• QUOTED TEXT
Malware analysts can also analyze the malware and identify important information like strings and the URL with which the malware is communicating and implement necessary measures to prevent the malware from being executed. Thus, most of the malware is obfuscated by default.

Malware obfuscation techniques

There are many obfuscation techniques being used by malware writers. Some of them are basic, while others are advanced.

Let’s have a look at some of the basic malware techniques widely being used.

Exclusive OR (XOR)

XOR is the most commonly used technique for obfuscating any malware. Also, it is very simple to implement and can easily hide the malicious payload from getting detected.

XOR is a binary operation. It is denoted as ^. The Boolean table for XOR operation looks like this:

A B A^B

0 0 0

0 1 1

1 0 1

1 1 0

The following are the steps followed to obfuscate and de-obfuscate the code using the XOR technique:

Obfuscation

1) Attacker randomly picks one byte value. This value acts as the key.

2) Possible key values range from 0-255 (decimal value).

• TASKS AND EXERCISES
1 - Answer these questions about the malware obfuscation text:
(a) Which technique does it call the most commonly used for obfuscating malware?
(b) What symbol denotes the XOR operation?
(c) What range of decimal values can the key take?
2 - Copy the malware obfuscation text word for word from "The following are" to "0-255 (decimal value).".

• SOURCE DATA
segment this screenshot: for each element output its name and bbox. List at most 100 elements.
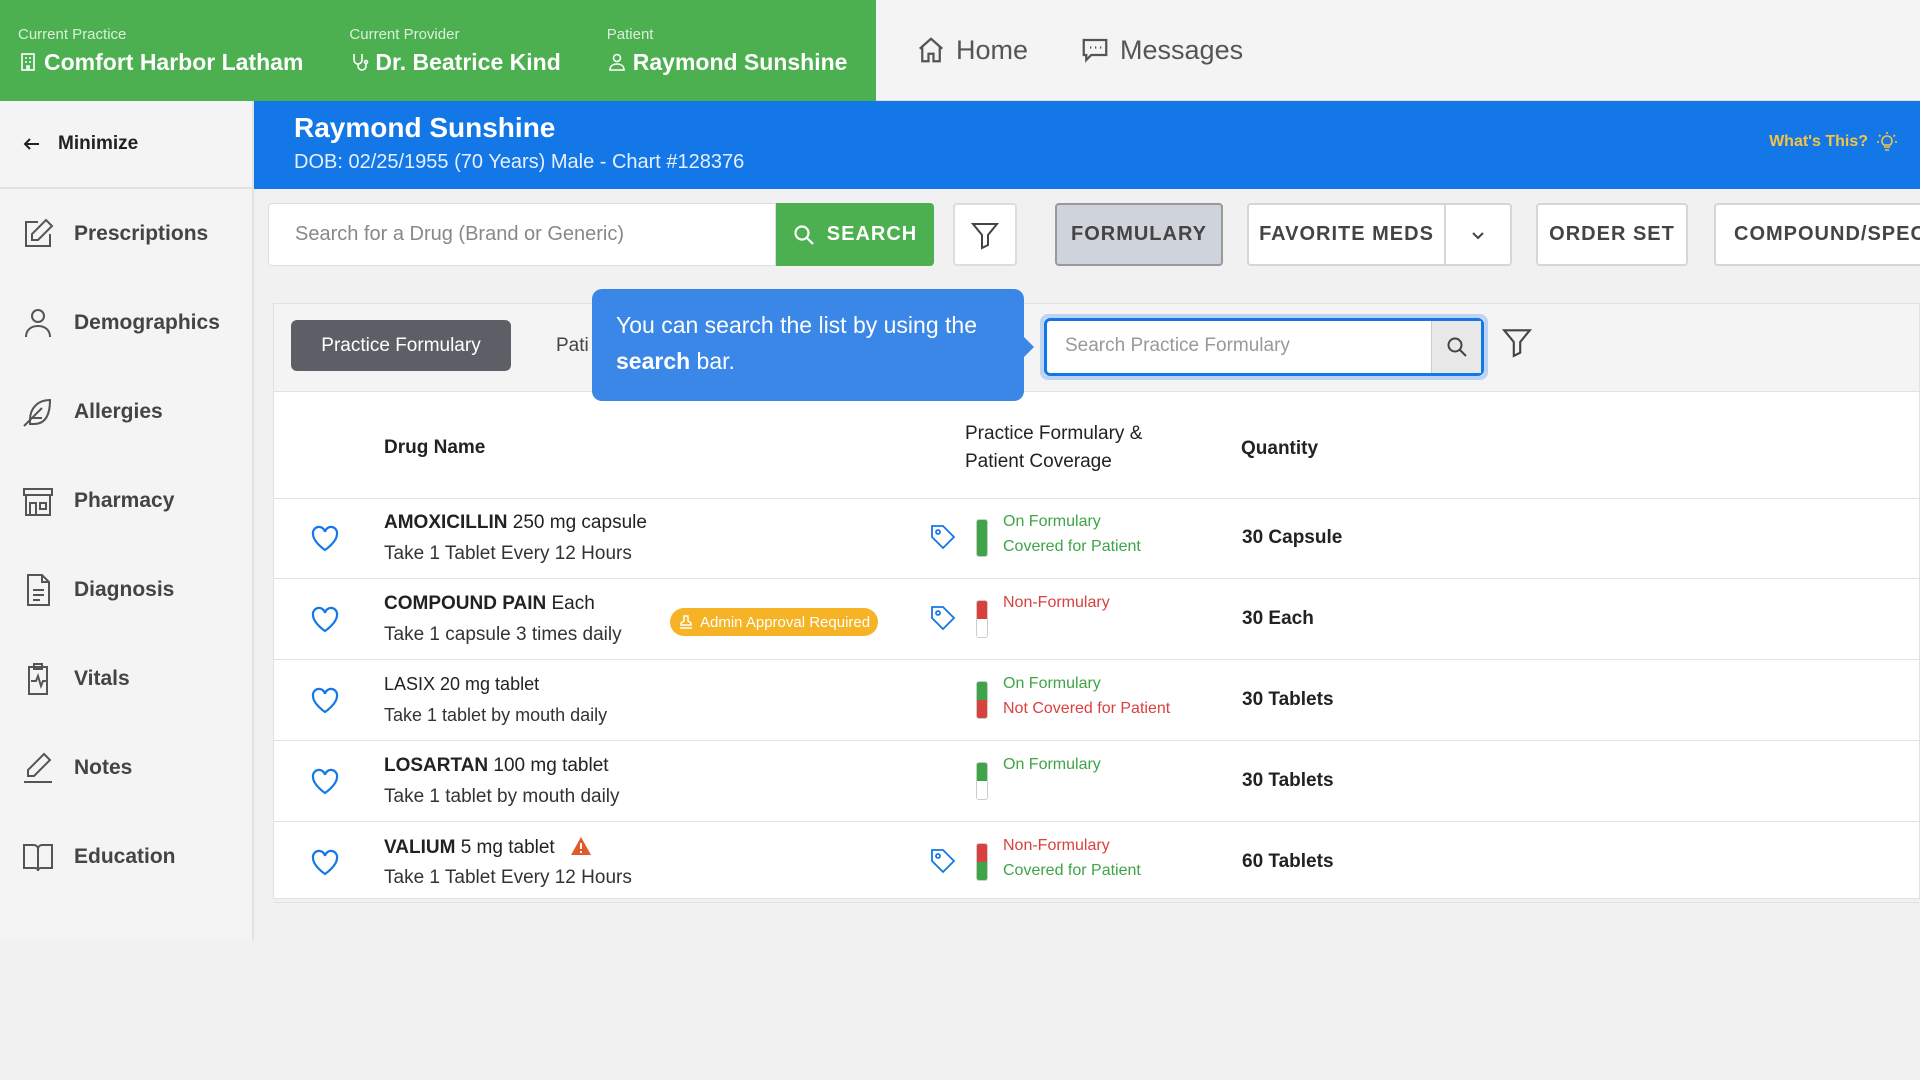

• COMPLETE ANSWERS
1 -
(a) Exclusive OR (XOR).
(b) ^
(c) 0-255.

2 -
The following are the steps followed to obfuscate and de-obfuscate the code using the XOR technique:

Obfuscation

1) Attacker randomly picks one byte value. This value acts as the key.

2) Possible key values range from 0-255 (decimal value).